[THE REQUEST]: Select the lines that contain "pathway" and copy each of them.

Collected data entries
--- --- ---

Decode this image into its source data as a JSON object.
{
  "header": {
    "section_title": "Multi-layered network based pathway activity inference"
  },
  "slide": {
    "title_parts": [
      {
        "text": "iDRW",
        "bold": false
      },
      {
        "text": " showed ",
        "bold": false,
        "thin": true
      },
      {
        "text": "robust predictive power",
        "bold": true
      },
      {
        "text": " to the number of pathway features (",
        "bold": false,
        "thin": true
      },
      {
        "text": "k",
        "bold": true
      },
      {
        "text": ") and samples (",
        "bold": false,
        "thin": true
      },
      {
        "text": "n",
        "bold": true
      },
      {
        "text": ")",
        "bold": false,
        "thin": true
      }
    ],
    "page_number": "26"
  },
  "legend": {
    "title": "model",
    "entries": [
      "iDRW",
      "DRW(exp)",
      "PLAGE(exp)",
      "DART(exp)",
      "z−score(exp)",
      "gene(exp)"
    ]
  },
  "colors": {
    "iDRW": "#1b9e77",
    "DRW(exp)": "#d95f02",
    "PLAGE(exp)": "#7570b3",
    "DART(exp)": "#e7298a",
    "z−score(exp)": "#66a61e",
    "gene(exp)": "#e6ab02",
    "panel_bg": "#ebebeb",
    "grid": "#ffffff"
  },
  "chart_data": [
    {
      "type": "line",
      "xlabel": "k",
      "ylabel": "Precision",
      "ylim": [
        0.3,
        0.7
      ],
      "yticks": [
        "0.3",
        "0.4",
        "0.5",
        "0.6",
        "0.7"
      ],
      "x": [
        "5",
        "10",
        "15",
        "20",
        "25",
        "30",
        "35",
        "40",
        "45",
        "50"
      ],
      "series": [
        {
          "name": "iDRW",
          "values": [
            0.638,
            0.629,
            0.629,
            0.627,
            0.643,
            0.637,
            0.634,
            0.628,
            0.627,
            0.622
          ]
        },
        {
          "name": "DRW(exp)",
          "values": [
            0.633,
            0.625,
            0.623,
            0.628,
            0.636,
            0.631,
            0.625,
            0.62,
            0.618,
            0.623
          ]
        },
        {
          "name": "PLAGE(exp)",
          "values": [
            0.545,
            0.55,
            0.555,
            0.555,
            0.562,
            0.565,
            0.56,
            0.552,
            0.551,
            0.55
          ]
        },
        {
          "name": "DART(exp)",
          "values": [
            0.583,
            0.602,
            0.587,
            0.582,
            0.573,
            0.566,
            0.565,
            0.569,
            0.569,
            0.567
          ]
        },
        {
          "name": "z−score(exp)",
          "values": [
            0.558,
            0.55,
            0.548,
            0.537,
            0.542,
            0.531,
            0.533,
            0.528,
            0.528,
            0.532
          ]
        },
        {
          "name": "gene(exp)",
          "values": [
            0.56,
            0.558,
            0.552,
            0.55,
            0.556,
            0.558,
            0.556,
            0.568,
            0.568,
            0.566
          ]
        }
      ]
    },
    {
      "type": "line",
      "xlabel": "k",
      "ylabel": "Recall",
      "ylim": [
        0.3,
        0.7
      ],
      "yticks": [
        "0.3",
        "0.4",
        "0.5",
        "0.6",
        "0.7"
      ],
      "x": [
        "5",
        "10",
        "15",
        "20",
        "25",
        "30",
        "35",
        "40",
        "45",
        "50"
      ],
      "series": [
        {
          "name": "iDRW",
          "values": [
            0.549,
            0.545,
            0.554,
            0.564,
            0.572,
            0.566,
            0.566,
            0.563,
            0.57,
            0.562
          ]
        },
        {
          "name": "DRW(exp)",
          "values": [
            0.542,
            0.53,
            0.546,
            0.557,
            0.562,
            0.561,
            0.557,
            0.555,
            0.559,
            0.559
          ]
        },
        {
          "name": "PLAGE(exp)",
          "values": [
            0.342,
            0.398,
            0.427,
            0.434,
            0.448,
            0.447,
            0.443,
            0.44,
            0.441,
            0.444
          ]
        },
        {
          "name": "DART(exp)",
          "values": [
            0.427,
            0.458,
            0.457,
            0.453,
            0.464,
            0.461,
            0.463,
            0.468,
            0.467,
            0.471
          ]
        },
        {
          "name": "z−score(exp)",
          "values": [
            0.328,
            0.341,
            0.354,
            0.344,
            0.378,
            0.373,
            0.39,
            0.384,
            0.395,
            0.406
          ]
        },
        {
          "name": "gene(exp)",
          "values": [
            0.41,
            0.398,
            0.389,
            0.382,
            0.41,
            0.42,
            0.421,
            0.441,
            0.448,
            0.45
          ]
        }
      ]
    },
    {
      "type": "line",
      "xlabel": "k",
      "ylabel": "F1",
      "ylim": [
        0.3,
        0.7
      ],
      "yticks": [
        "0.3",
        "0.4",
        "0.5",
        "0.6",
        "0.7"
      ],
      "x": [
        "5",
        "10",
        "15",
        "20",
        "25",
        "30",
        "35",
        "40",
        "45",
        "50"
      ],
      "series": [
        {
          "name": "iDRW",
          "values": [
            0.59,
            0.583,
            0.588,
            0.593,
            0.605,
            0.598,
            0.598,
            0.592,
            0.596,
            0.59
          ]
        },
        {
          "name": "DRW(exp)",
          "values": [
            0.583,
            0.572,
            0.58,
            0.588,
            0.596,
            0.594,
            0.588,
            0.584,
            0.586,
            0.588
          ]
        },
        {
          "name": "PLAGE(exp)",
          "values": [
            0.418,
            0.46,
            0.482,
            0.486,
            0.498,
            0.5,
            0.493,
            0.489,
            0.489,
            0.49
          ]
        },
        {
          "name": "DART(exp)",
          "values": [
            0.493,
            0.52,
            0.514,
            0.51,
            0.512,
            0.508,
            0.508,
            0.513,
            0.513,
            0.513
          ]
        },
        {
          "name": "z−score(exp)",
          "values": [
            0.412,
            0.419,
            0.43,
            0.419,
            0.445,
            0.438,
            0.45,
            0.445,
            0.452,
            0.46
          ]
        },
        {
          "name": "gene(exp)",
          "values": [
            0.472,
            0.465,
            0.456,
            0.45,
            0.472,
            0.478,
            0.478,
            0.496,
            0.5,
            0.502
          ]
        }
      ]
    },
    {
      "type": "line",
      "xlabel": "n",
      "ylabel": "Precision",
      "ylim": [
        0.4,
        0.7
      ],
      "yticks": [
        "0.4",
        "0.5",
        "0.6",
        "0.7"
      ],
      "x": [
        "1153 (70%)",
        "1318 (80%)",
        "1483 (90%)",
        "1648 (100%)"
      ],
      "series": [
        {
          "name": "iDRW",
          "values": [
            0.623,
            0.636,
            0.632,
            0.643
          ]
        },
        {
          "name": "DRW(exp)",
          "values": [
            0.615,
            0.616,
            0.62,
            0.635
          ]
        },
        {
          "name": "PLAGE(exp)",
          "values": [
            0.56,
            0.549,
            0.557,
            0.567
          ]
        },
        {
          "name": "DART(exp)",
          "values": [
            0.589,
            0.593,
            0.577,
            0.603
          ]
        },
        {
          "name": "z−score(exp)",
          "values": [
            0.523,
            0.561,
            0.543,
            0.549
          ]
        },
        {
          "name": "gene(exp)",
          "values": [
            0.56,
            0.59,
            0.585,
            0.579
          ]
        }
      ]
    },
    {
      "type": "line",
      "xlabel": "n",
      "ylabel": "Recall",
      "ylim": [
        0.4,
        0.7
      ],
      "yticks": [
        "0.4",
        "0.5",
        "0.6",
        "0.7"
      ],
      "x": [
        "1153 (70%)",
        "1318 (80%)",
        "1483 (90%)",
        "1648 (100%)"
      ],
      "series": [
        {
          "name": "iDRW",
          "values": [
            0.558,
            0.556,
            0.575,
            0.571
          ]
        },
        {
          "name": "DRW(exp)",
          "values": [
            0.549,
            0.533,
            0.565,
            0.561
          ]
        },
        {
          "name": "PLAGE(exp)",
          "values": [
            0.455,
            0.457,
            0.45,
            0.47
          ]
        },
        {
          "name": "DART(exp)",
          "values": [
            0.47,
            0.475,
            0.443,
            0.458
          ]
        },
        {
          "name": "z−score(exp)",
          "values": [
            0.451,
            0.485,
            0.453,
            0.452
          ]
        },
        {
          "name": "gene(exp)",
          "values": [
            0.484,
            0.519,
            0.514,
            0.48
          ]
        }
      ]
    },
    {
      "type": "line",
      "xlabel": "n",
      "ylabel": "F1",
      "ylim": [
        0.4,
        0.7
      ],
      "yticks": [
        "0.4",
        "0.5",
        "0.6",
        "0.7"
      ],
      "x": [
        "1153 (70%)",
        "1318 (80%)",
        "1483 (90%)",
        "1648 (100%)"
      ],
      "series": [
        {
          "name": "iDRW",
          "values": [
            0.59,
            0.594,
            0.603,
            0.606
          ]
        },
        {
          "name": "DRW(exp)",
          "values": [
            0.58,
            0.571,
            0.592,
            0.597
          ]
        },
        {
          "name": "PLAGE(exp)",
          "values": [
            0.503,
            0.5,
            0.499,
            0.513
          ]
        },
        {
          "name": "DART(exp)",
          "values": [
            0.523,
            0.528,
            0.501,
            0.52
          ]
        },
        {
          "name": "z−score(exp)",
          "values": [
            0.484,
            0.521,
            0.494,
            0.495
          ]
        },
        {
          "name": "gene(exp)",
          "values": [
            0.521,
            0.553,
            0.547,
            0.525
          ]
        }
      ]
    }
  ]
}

--- --- ---

[SOLUTION]:
    "section_title": "Multi-layered network based pathway activity inference"
        "text": " to the number of pathway features (",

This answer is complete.